• **Aim**
Restate the full listing word for word and leave the pictures out.

[Saved entries]
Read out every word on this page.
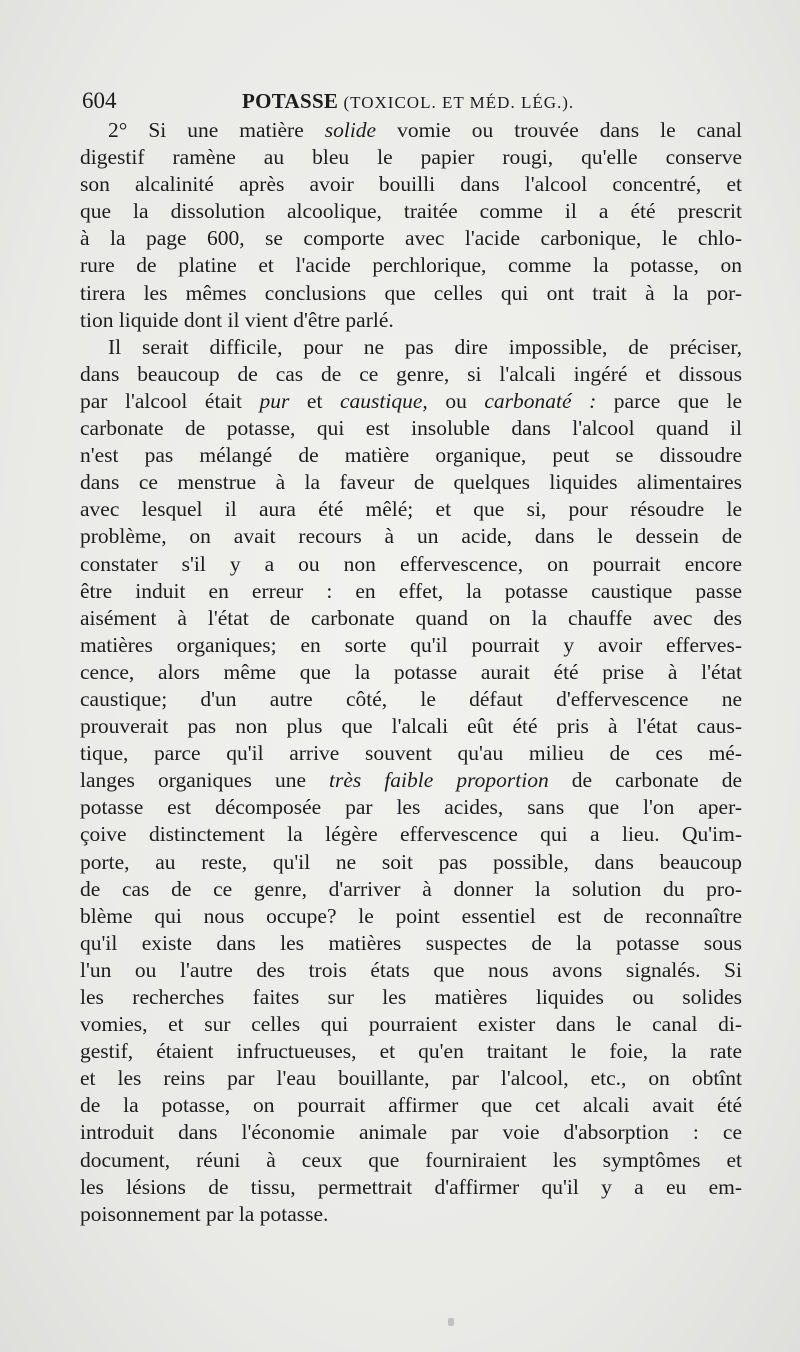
604	POTASSE (TOXICOL. ET MÉD. LÉG.).
2° Si une matière solide vomie ou trouvée dans le canal
digestif ramène au bleu le papier rougi, qu'elle conserve
son alcalinité après avoir bouilli dans l'alcool concentré, et
que la dissolution alcoolique, traitée comme il a été prescrit
à la page 600, se comporte avec l'acide carbonique, le chlo-
rure de platine et l'acide perchlorique, comme la potasse, on
tirera les mêmes conclusions que celles qui ont trait à la por-
tion liquide dont il vient d'être parlé.
Il serait difficile, pour ne pas dire impossible, de préciser,
dans beaucoup de cas de ce genre, si l'alcali ingéré et dissous
par l'alcool était pur et caustique, ou carbonaté : parce que le
carbonate de potasse, qui est insoluble dans l'alcool quand il
n'est pas mélangé de matière organique, peut se dissoudre
dans ce menstrue à la faveur de quelques liquides alimentaires
avec lesquel il aura été mêlé; et que si, pour résoudre le
problème, on avait recours à un acide, dans le dessein de
constater s'il y a ou non effervescence, on pourrait encore
être induit en erreur : en effet, la potasse caustique passe
aisément à l'état de carbonate quand on la chauffe avec des
matières organiques; en sorte qu'il pourrait y avoir efferves-
cence, alors même que la potasse aurait été prise à l'état
caustique; d'un autre côté, le défaut d'effervescence ne
prouverait pas non plus que l'alcali eût été pris à l'état caus-
tique, parce qu'il arrive souvent qu'au milieu de ces mé-
langes organiques une très faible proportion de carbonate de
potasse est décomposée par les acides, sans que l'on aper-
çoive distinctement la légère effervescence qui a lieu. Qu'im-
porte, au reste, qu'il ne soit pas possible, dans beaucoup
de cas de ce genre, d'arriver à donner la solution du pro-
blème qui nous occupe? le point essentiel est de reconnaître
qu'il existe dans les matières suspectes de la potasse sous
l'un ou l'autre des trois états que nous avons signalés. Si
les recherches faites sur les matières liquides ou solides
vomies, et sur celles qui pourraient exister dans le canal di-
gestif, étaient infructueuses, et qu'en traitant le foie, la rate
et les reins par l'eau bouillante, par l'alcool, etc., on obtînt
de la potasse, on pourrait affirmer que cet alcali avait été
introduit dans l'économie animale par voie d'absorption : ce
document, réuni à ceux que fourniraient les symptômes et
les lésions de tissu, permettrait d'affirmer qu'il y a eu em-
poisonnement par la potasse.
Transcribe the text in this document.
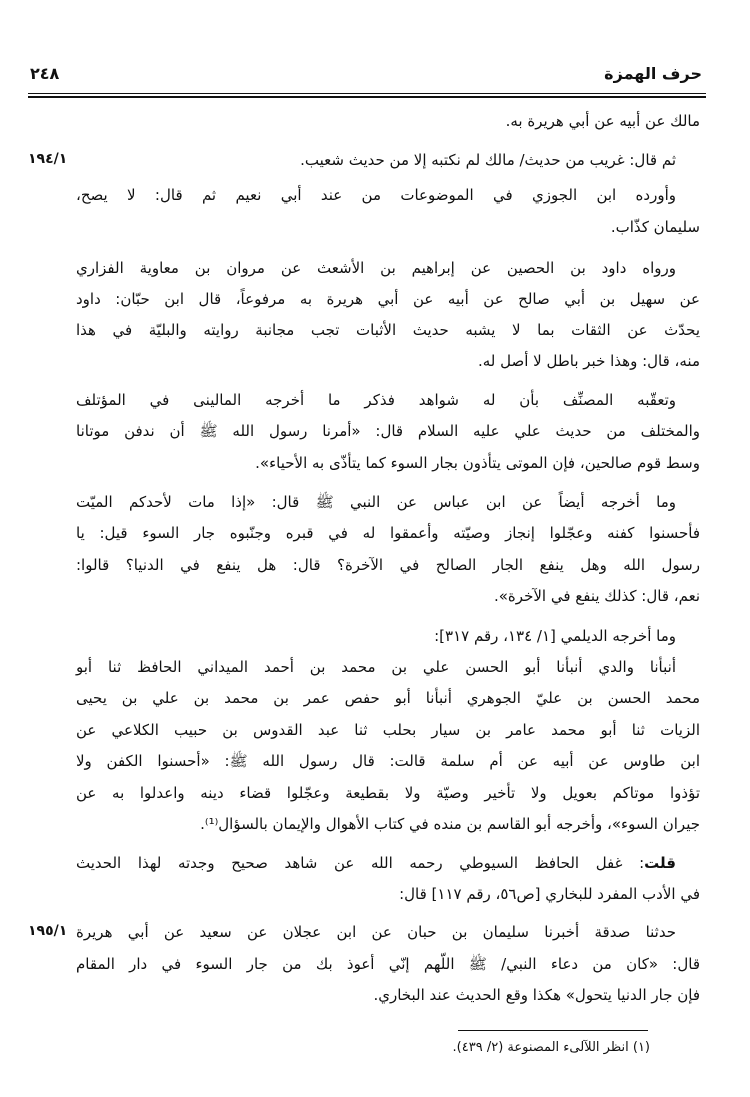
٢٤٨	حرف الهمزة
مالك عن أبيه عن أبي هريرة به.
ثم قال: غريب من حديث/ مالك لم نكتبه إلا من حديث شعيب.
وأورده ابن الجوزي في الموضوعات من عند أبي نعيم ثم قال: لا يصح،
سليمان كذّاب.
ورواه داود بن الحصين عن إبراهيم بن الأشعث عن مروان بن معاوية الفزاري
عن سهيل بن أبي صالح عن أبيه عن أبي هريرة به مرفوعاً، قال ابن حبّان: داود
يحدّث عن الثقات بما لا يشبه حديث الأثبات تجب مجانبة روايته والبليّة في هذا
منه، قال: وهذا خبر باطل لا أصل له.
وتعقّبه المصنِّف بأن له شواهد فذكر ما أخرجه المالينى في المؤتلف
والمختلف من حديث علي عليه السلام قال: «أمرنا رسول الله ﷺ أن ندفن موتانا
وسط قوم صالحين، فإن الموتى يتأذون بجار السوء كما يتأذّى به الأحياء».
وما أخرجه أيضاً عن ابن عباس عن النبي ﷺ قال: «إذا مات لأحدكم الميّت
فأحسنوا كفنه وعجّلوا إنجاز وصيّته وأعمقوا له في قبره وجنّبوه جار السوء قيل: يا
رسول الله وهل ينفع الجار الصالح في الآخرة؟ قال: هل ينفع في الدنيا؟ قالوا:
نعم، قال: كذلك ينفع في الآخرة».
وما أخرجه الديلمي [١/ ١٣٤، رقم ٣١٧]:
أنبأنا والدي أنبأنا أبو الحسن علي بن محمد بن أحمد الميداني الحافظ ثنا أبو
محمد الحسن بن عليّ الجوهري أنبأنا أبو حفص عمر بن محمد بن علي بن يحيى
الزيات ثنا أبو محمد عامر بن سيار بحلب ثنا عبد القدوس بن حبيب الكلاعي عن
ابن طاوس عن أبيه عن أم سلمة قالت: قال رسول الله ﷺ: «أحسنوا الكفن ولا
تؤذوا موتاكم بعويل ولا تأخير وصيّة ولا بقطيعة وعجّلوا قضاء دينه واعدلوا به عن
جيران السوء»، وأخرجه أبو القاسم بن منده في كتاب الأهوال والإيمان بالسؤال⁽¹⁾.
قلت: غفل الحافظ السيوطي رحمه الله عن شاهد صحيح وجدته لهذا الحديث
في الأدب المفرد للبخاري [ص٥٦، رقم ١١٧] قال:
حدثنا صدقة أخبرنا سليمان بن حبان عن ابن عجلان عن سعيد عن أبي هريرة
قال: «كان من دعاء النبي/ ﷺ اللّهم إنّي أعوذ بك من جار السوء في دار المقام
فإن جار الدنيا يتحول» هكذا وقع الحديث عند البخاري.
١٩٤/١
١٩٥/١
(١) انظر اللآلىء المصنوعة (٢/ ٤٣٩).
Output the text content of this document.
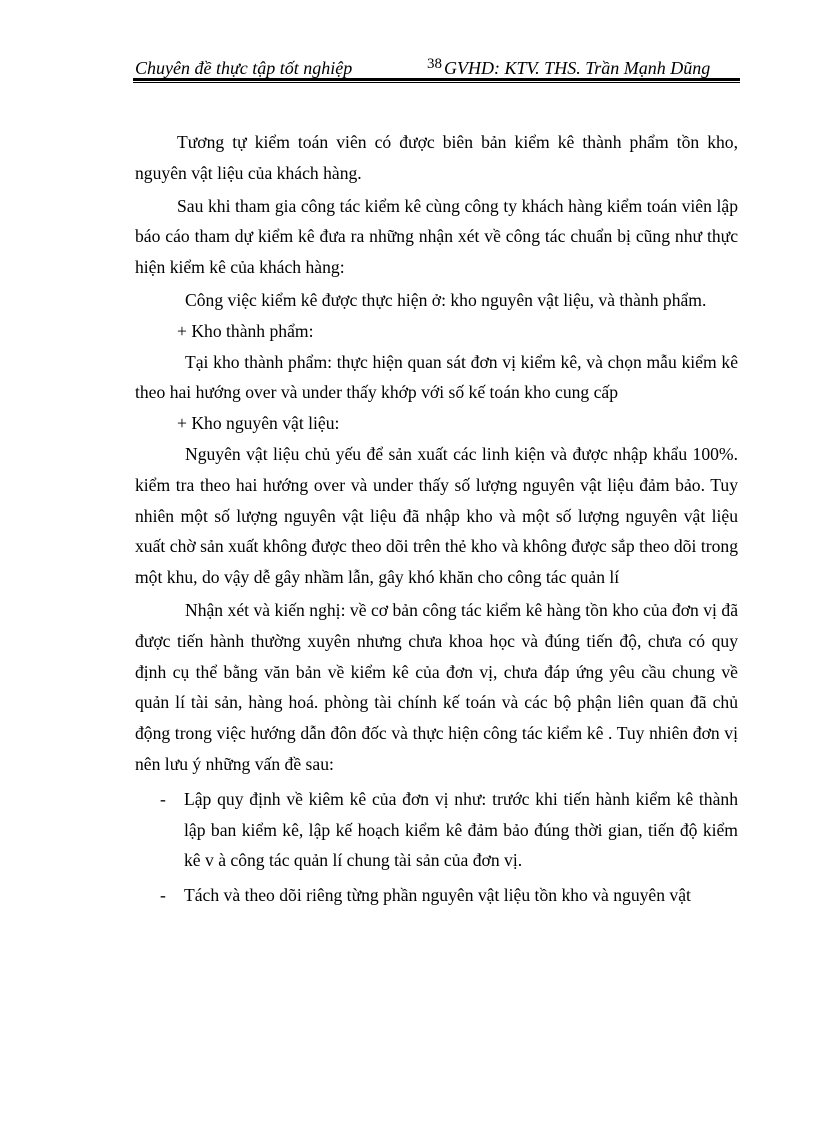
Chuyên đề thực tập tốt nghiệp	38 GVHD: KTV. THS. Trần Mạnh Dũng

Tương tự kiểm toán viên có được biên bản kiểm kê thành phẩm tồn kho, nguyên vật liệu của khách hàng.

Sau khi tham gia công tác kiểm kê cùng công ty khách hàng kiểm toán viên lập báo cáo tham dự kiểm kê đưa ra những nhận xét về công tác chuẩn bị cũng như thực hiện kiểm kê của khách hàng:

Công việc kiểm kê được thực hiện ở: kho nguyên vật liệu, và thành phẩm.

+ Kho thành phẩm:

Tại kho thành phẩm: thực hiện quan sát đơn vị kiểm kê, và chọn mẫu kiểm kê theo hai hướng over và under thấy khớp với số kế toán kho cung cấp

+ Kho nguyên vật liệu:

Nguyên vật liệu chủ yếu để sản xuất các linh kiện và được nhập khẩu 100%. kiểm tra theo hai hướng over và under thấy số lượng nguyên vật liệu đảm bảo. Tuy nhiên một số lượng nguyên vật liệu đã nhập kho và một số lượng nguyên vật liệu xuất chờ sản xuất không được theo dõi trên thẻ kho và không được sắp theo dõi trong một khu, do vậy dễ gây nhầm lẫn, gây khó khăn cho công tác quản lí

Nhận xét và kiến nghị: về cơ bản công tác kiểm kê hàng tồn kho của đơn vị đã được tiến hành thường xuyên nhưng chưa khoa học và đúng tiến độ, chưa có quy định cụ thể bằng văn bản về kiểm kê của đơn vị, chưa đáp ứng yêu cầu chung về quản lí tài sản, hàng hoá. phòng tài chính kế toán và các bộ phận liên quan đã chủ động trong việc hướng dẫn đôn đốc và thực hiện công tác kiểm kê . Tuy nhiên đơn vị nên lưu ý những vấn đề sau:

- Lập quy định về kiêm kê của đơn vị như: trước khi tiến hành kiểm kê thành lập ban kiểm kê, lập kế hoạch kiểm kê đảm bảo đúng thời gian, tiến độ kiểm kê v à công tác quản lí chung tài sản của đơn vị.
- Tách và theo dõi riêng từng phần nguyên vật liệu tồn kho và nguyên vật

• **Response below**
Read out every word on this page.
604	POTASSE (TOXICOL. ET MÉD. LÉG.).
2° Si une matière solide vomie ou trouvée dans le canal
digestif ramène au bleu le papier rougi, qu'elle conserve
son alcalinité après avoir bouilli dans l'alcool concentré, et
que la dissolution alcoolique, traitée comme il a été prescrit
à la page 600, se comporte avec l'acide carbonique, le chlo-
rure de platine et l'acide perchlorique, comme la potasse, on
tirera les mêmes conclusions que celles qui ont trait à la por-
tion liquide dont il vient d'être parlé.
Il serait difficile, pour ne pas dire impossible, de préciser,
dans beaucoup de cas de ce genre, si l'alcali ingéré et dissous
par l'alcool était pur et caustique, ou carbonaté : parce que le
carbonate de potasse, qui est insoluble dans l'alcool quand il
n'est pas mélangé de matière organique, peut se dissoudre
dans ce menstrue à la faveur de quelques liquides alimentaires
avec lesquel il aura été mêlé; et que si, pour résoudre le
problème, on avait recours à un acide, dans le dessein de
constater s'il y a ou non effervescence, on pourrait encore
être induit en erreur : en effet, la potasse caustique passe
aisément à l'état de carbonate quand on la chauffe avec des
matières organiques; en sorte qu'il pourrait y avoir efferves-
cence, alors même que la potasse aurait été prise à l'état
caustique; d'un autre côté, le défaut d'effervescence ne
prouverait pas non plus que l'alcali eût été pris à l'état caus-
tique, parce qu'il arrive souvent qu'au milieu de ces mé-
langes organiques une très faible proportion de carbonate de
potasse est décomposée par les acides, sans que l'on aper-
çoive distinctement la légère effervescence qui a lieu. Qu'im-
porte, au reste, qu'il ne soit pas possible, dans beaucoup
de cas de ce genre, d'arriver à donner la solution du pro-
blème qui nous occupe? le point essentiel est de reconnaître
qu'il existe dans les matières suspectes de la potasse sous
l'un ou l'autre des trois états que nous avons signalés. Si
les recherches faites sur les matières liquides ou solides
vomies, et sur celles qui pourraient exister dans le canal di-
gestif, étaient infructueuses, et qu'en traitant le foie, la rate
et les reins par l'eau bouillante, par l'alcool, etc., on obtînt
de la potasse, on pourrait affirmer que cet alcali avait été
introduit dans l'économie animale par voie d'absorption : ce
document, réuni à ceux que fourniraient les symptômes et
les lésions de tissu, permettrait d'affirmer qu'il y a eu em-
poisonnement par la potasse.
Transcribe the text in this document.
٢٤٨	حرف الهمزة
مالك عن أبيه عن أبي هريرة به.
ثم قال: غريب من حديث/ مالك لم نكتبه إلا من حديث شعيب.
وأورده ابن الجوزي في الموضوعات من عند أبي نعيم ثم قال: لا يصح،
سليمان كذّاب.
ورواه داود بن الحصين عن إبراهيم بن الأشعث عن مروان بن معاوية الفزاري
عن سهيل بن أبي صالح عن أبيه عن أبي هريرة به مرفوعاً، قال ابن حبّان: داود
يحدّث عن الثقات بما لا يشبه حديث الأثبات تجب مجانبة روايته والبليّة في هذا
منه، قال: وهذا خبر باطل لا أصل له.
وتعقّبه المصنِّف بأن له شواهد فذكر ما أخرجه المالينى في المؤتلف
والمختلف من حديث علي عليه السلام قال: «أمرنا رسول الله ﷺ أن ندفن موتانا
وسط قوم صالحين، فإن الموتى يتأذون بجار السوء كما يتأذّى به الأحياء».
وما أخرجه أيضاً عن ابن عباس عن النبي ﷺ قال: «إذا مات لأحدكم الميّت
فأحسنوا كفنه وعجّلوا إنجاز وصيّته وأعمقوا له في قبره وجنّبوه جار السوء قيل: يا
رسول الله وهل ينفع الجار الصالح في الآخرة؟ قال: هل ينفع في الدنيا؟ قالوا:
نعم، قال: كذلك ينفع في الآخرة».
وما أخرجه الديلمي [١/ ١٣٤، رقم ٣١٧]:
أنبأنا والدي أنبأنا أبو الحسن علي بن محمد بن أحمد الميداني الحافظ ثنا أبو
محمد الحسن بن عليّ الجوهري أنبأنا أبو حفص عمر بن محمد بن علي بن يحيى
الزيات ثنا أبو محمد عامر بن سيار بحلب ثنا عبد القدوس بن حبيب الكلاعي عن
ابن طاوس عن أبيه عن أم سلمة قالت: قال رسول الله ﷺ: «أحسنوا الكفن ولا
تؤذوا موتاكم بعويل ولا تأخير وصيّة ولا بقطيعة وعجّلوا قضاء دينه واعدلوا به عن
جيران السوء»، وأخرجه أبو القاسم بن منده في كتاب الأهوال والإيمان بالسؤال⁽¹⁾.
قلت: غفل الحافظ السيوطي رحمه الله عن شاهد صحيح وجدته لهذا الحديث
في الأدب المفرد للبخاري [ص٥٦، رقم ١١٧] قال:
حدثنا صدقة أخبرنا سليمان بن حبان عن ابن عجلان عن سعيد عن أبي هريرة
قال: «كان من دعاء النبي/ ﷺ اللّهم إنّي أعوذ بك من جار السوء في دار المقام
فإن جار الدنيا يتحول» هكذا وقع الحديث عند البخاري.
١٩٤/١
١٩٥/١
(١) انظر اللآلىء المصنوعة (٢/ ٤٣٩).
Output the text content of this document.
Chuyên đề thực tập tốt nghiệp	38 GVHD: KTV. THS. Trần Mạnh Dũng

Tương tự kiểm toán viên có được biên bản kiểm kê thành phẩm tồn kho, nguyên vật liệu của khách hàng.

Sau khi tham gia công tác kiểm kê cùng công ty khách hàng kiểm toán viên lập báo cáo tham dự kiểm kê đưa ra những nhận xét về công tác chuẩn bị cũng như thực hiện kiểm kê của khách hàng:

Công việc kiểm kê được thực hiện ở: kho nguyên vật liệu, và thành phẩm.

+ Kho thành phẩm:

Tại kho thành phẩm: thực hiện quan sát đơn vị kiểm kê, và chọn mẫu kiểm kê theo hai hướng over và under thấy khớp với số kế toán kho cung cấp

+ Kho nguyên vật liệu:

Nguyên vật liệu chủ yếu để sản xuất các linh kiện và được nhập khẩu 100%. kiểm tra theo hai hướng over và under thấy số lượng nguyên vật liệu đảm bảo. Tuy nhiên một số lượng nguyên vật liệu đã nhập kho và một số lượng nguyên vật liệu xuất chờ sản xuất không được theo dõi trên thẻ kho và không được sắp theo dõi trong một khu, do vậy dễ gây nhầm lẫn, gây khó khăn cho công tác quản lí

Nhận xét và kiến nghị: về cơ bản công tác kiểm kê hàng tồn kho của đơn vị đã được tiến hành thường xuyên nhưng chưa khoa học và đúng tiến độ, chưa có quy định cụ thể bằng văn bản về kiểm kê của đơn vị, chưa đáp ứng yêu cầu chung về quản lí tài sản, hàng hoá. phòng tài chính kế toán và các bộ phận liên quan đã chủ động trong việc hướng dẫn đôn đốc và thực hiện công tác kiểm kê . Tuy nhiên đơn vị nên lưu ý những vấn đề sau:

- Lập quy định về kiêm kê của đơn vị như: trước khi tiến hành kiểm kê thành lập ban kiểm kê, lập kế hoạch kiểm kê đảm bảo đúng thời gian, tiến độ kiểm kê v à công tác quản lí chung tài sản của đơn vị.
- Tách và theo dõi riêng từng phần nguyên vật liệu tồn kho và nguyên vật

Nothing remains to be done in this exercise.